== Job ==
Give back the whole listing exactly as shown.

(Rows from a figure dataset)
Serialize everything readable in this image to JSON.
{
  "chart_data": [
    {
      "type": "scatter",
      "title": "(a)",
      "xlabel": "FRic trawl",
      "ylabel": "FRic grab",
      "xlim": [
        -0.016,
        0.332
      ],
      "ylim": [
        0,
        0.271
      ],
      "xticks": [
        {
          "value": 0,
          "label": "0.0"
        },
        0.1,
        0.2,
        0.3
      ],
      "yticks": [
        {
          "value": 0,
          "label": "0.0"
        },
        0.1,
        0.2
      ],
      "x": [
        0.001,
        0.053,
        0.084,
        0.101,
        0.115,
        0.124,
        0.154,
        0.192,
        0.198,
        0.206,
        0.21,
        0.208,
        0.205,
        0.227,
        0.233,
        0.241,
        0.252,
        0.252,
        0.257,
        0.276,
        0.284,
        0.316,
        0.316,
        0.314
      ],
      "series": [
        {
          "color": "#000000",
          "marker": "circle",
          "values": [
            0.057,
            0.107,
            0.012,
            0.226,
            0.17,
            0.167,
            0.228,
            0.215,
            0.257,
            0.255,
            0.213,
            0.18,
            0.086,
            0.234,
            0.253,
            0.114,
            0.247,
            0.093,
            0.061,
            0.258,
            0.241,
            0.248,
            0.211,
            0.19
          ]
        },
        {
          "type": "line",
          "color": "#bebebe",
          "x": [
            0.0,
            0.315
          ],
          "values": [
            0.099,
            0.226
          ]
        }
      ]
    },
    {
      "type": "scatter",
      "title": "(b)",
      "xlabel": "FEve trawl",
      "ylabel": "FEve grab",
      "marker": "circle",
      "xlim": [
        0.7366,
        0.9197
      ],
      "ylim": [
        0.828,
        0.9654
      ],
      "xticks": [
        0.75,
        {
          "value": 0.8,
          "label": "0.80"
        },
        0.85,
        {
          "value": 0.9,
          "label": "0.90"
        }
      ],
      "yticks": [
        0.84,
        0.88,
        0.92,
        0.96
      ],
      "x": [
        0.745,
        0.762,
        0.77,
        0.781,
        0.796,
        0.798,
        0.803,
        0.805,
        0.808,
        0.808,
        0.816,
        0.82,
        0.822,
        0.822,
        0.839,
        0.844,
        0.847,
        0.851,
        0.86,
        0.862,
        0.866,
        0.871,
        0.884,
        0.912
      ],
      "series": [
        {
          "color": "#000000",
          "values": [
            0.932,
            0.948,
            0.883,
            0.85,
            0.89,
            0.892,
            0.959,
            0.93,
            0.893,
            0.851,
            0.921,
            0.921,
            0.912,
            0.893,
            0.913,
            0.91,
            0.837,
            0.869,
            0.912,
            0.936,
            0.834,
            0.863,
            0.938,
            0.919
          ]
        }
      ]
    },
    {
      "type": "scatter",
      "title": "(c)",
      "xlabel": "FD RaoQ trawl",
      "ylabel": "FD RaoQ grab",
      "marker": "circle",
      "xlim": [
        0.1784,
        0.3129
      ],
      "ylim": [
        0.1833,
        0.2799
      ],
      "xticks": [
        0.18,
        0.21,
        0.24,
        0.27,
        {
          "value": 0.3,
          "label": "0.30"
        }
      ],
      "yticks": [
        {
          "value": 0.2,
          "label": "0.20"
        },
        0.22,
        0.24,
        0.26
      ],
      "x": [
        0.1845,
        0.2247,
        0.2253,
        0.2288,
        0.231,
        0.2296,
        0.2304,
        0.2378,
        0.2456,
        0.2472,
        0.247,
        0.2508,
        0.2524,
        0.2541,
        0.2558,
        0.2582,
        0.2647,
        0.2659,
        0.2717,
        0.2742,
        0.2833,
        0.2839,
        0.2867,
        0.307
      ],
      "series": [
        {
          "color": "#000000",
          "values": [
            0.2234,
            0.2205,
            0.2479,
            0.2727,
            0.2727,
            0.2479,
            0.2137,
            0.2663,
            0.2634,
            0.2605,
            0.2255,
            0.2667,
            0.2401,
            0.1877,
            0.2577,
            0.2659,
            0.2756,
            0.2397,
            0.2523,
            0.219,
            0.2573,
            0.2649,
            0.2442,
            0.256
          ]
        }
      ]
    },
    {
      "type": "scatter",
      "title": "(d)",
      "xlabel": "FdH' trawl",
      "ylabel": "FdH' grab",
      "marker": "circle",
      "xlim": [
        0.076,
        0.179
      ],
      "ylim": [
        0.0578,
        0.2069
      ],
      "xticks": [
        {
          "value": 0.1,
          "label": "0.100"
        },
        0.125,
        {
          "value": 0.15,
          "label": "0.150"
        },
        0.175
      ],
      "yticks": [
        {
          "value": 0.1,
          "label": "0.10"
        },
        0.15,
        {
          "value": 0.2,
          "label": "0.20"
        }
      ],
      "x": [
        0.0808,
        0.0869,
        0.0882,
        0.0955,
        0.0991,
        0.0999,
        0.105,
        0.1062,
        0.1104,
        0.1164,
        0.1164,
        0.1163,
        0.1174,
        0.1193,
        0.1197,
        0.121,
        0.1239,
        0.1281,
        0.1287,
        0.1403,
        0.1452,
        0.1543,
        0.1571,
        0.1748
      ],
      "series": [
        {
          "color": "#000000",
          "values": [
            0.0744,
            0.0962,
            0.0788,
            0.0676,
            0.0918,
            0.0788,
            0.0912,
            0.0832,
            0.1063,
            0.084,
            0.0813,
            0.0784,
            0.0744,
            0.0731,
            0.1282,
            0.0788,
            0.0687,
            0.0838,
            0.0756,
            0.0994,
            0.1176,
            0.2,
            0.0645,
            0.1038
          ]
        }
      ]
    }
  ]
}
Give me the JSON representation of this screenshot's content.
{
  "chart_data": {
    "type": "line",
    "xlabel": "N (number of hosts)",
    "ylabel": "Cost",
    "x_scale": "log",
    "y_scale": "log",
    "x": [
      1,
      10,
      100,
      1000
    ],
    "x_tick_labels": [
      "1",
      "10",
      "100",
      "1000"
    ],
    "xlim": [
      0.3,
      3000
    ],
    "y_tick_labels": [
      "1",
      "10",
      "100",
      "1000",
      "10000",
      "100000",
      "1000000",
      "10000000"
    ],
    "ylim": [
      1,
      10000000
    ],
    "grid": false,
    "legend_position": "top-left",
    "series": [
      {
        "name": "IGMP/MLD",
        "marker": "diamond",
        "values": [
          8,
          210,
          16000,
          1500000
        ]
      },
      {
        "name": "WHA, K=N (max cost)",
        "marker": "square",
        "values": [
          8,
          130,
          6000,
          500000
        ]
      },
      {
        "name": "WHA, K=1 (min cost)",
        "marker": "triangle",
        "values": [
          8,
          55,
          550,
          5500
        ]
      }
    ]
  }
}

== Output ==
Serialize everything readable in this image to JSON.
{
  "chart_data": [
    {
      "type": "scatter",
      "title": "(a)",
      "xlabel": "FRic trawl",
      "ylabel": "FRic grab",
      "xlim": [
        -0.016,
        0.332
      ],
      "ylim": [
        0,
        0.271
      ],
      "xticks": [
        {
          "value": 0,
          "label": "0.0"
        },
        0.1,
        0.2,
        0.3
      ],
      "yticks": [
        {
          "value": 0,
          "label": "0.0"
        },
        0.1,
        0.2
      ],
      "x": [
        0.001,
        0.053,
        0.084,
        0.101,
        0.115,
        0.124,
        0.154,
        0.192,
        0.198,
        0.206,
        0.21,
        0.208,
        0.205,
        0.227,
        0.233,
        0.241,
        0.252,
        0.252,
        0.257,
        0.276,
        0.284,
        0.316,
        0.316,
        0.314
      ],
      "series": [
        {
          "color": "#000000",
          "marker": "circle",
          "values": [
            0.057,
            0.107,
            0.012,
            0.226,
            0.17,
            0.167,
            0.228,
            0.215,
            0.257,
            0.255,
            0.213,
            0.18,
            0.086,
            0.234,
            0.253,
            0.114,
            0.247,
            0.093,
            0.061,
            0.258,
            0.241,
            0.248,
            0.211,
            0.19
          ]
        },
        {
          "type": "line",
          "color": "#bebebe",
          "x": [
            0.0,
            0.315
          ],
          "values": [
            0.099,
            0.226
          ]
        }
      ]
    },
    {
      "type": "scatter",
      "title": "(b)",
      "xlabel": "FEve trawl",
      "ylabel": "FEve grab",
      "marker": "circle",
      "xlim": [
        0.7366,
        0.9197
      ],
      "ylim": [
        0.828,
        0.9654
      ],
      "xticks": [
        0.75,
        {
          "value": 0.8,
          "label": "0.80"
        },
        0.85,
        {
          "value": 0.9,
          "label": "0.90"
        }
      ],
      "yticks": [
        0.84,
        0.88,
        0.92,
        0.96
      ],
      "x": [
        0.745,
        0.762,
        0.77,
        0.781,
        0.796,
        0.798,
        0.803,
        0.805,
        0.808,
        0.808,
        0.816,
        0.82,
        0.822,
        0.822,
        0.839,
        0.844,
        0.847,
        0.851,
        0.86,
        0.862,
        0.866,
        0.871,
        0.884,
        0.912
      ],
      "series": [
        {
          "color": "#000000",
          "values": [
            0.932,
            0.948,
            0.883,
            0.85,
            0.89,
            0.892,
            0.959,
            0.93,
            0.893,
            0.851,
            0.921,
            0.921,
            0.912,
            0.893,
            0.913,
            0.91,
            0.837,
            0.869,
            0.912,
            0.936,
            0.834,
            0.863,
            0.938,
            0.919
          ]
        }
      ]
    },
    {
      "type": "scatter",
      "title": "(c)",
      "xlabel": "FD RaoQ trawl",
      "ylabel": "FD RaoQ grab",
      "marker": "circle",
      "xlim": [
        0.1784,
        0.3129
      ],
      "ylim": [
        0.1833,
        0.2799
      ],
      "xticks": [
        0.18,
        0.21,
        0.24,
        0.27,
        {
          "value": 0.3,
          "label": "0.30"
        }
      ],
      "yticks": [
        {
          "value": 0.2,
          "label": "0.20"
        },
        0.22,
        0.24,
        0.26
      ],
      "x": [
        0.1845,
        0.2247,
        0.2253,
        0.2288,
        0.231,
        0.2296,
        0.2304,
        0.2378,
        0.2456,
        0.2472,
        0.247,
        0.2508,
        0.2524,
        0.2541,
        0.2558,
        0.2582,
        0.2647,
        0.2659,
        0.2717,
        0.2742,
        0.2833,
        0.2839,
        0.2867,
        0.307
      ],
      "series": [
        {
          "color": "#000000",
          "values": [
            0.2234,
            0.2205,
            0.2479,
            0.2727,
            0.2727,
            0.2479,
            0.2137,
            0.2663,
            0.2634,
            0.2605,
            0.2255,
            0.2667,
            0.2401,
            0.1877,
            0.2577,
            0.2659,
            0.2756,
            0.2397,
            0.2523,
            0.219,
            0.2573,
            0.2649,
            0.2442,
            0.256
          ]
        }
      ]
    },
    {
      "type": "scatter",
      "title": "(d)",
      "xlabel": "FdH' trawl",
      "ylabel": "FdH' grab",
      "marker": "circle",
      "xlim": [
        0.076,
        0.179
      ],
      "ylim": [
        0.0578,
        0.2069
      ],
      "xticks": [
        {
          "value": 0.1,
          "label": "0.100"
        },
        0.125,
        {
          "value": 0.15,
          "label": "0.150"
        },
        0.175
      ],
      "yticks": [
        {
          "value": 0.1,
          "label": "0.10"
        },
        0.15,
        {
          "value": 0.2,
          "label": "0.20"
        }
      ],
      "x": [
        0.0808,
        0.0869,
        0.0882,
        0.0955,
        0.0991,
        0.0999,
        0.105,
        0.1062,
        0.1104,
        0.1164,
        0.1164,
        0.1163,
        0.1174,
        0.1193,
        0.1197,
        0.121,
        0.1239,
        0.1281,
        0.1287,
        0.1403,
        0.1452,
        0.1543,
        0.1571,
        0.1748
      ],
      "series": [
        {
          "color": "#000000",
          "values": [
            0.0744,
            0.0962,
            0.0788,
            0.0676,
            0.0918,
            0.0788,
            0.0912,
            0.0832,
            0.1063,
            0.084,
            0.0813,
            0.0784,
            0.0744,
            0.0731,
            0.1282,
            0.0788,
            0.0687,
            0.0838,
            0.0756,
            0.0994,
            0.1176,
            0.2,
            0.0645,
            0.1038
          ]
        }
      ]
    }
  ]
}
Give me the JSON representation of this screenshot's content.
{
  "chart_data": {
    "type": "line",
    "xlabel": "N (number of hosts)",
    "ylabel": "Cost",
    "x_scale": "log",
    "y_scale": "log",
    "x": [
      1,
      10,
      100,
      1000
    ],
    "x_tick_labels": [
      "1",
      "10",
      "100",
      "1000"
    ],
    "xlim": [
      0.3,
      3000
    ],
    "y_tick_labels": [
      "1",
      "10",
      "100",
      "1000",
      "10000",
      "100000",
      "1000000",
      "10000000"
    ],
    "ylim": [
      1,
      10000000
    ],
    "grid": false,
    "legend_position": "top-left",
    "series": [
      {
        "name": "IGMP/MLD",
        "marker": "diamond",
        "values": [
          8,
          210,
          16000,
          1500000
        ]
      },
      {
        "name": "WHA, K=N (max cost)",
        "marker": "square",
        "values": [
          8,
          130,
          6000,
          500000
        ]
      },
      {
        "name": "WHA, K=1 (min cost)",
        "marker": "triangle",
        "values": [
          8,
          55,
          550,
          5500
        ]
      }
    ]
  }
}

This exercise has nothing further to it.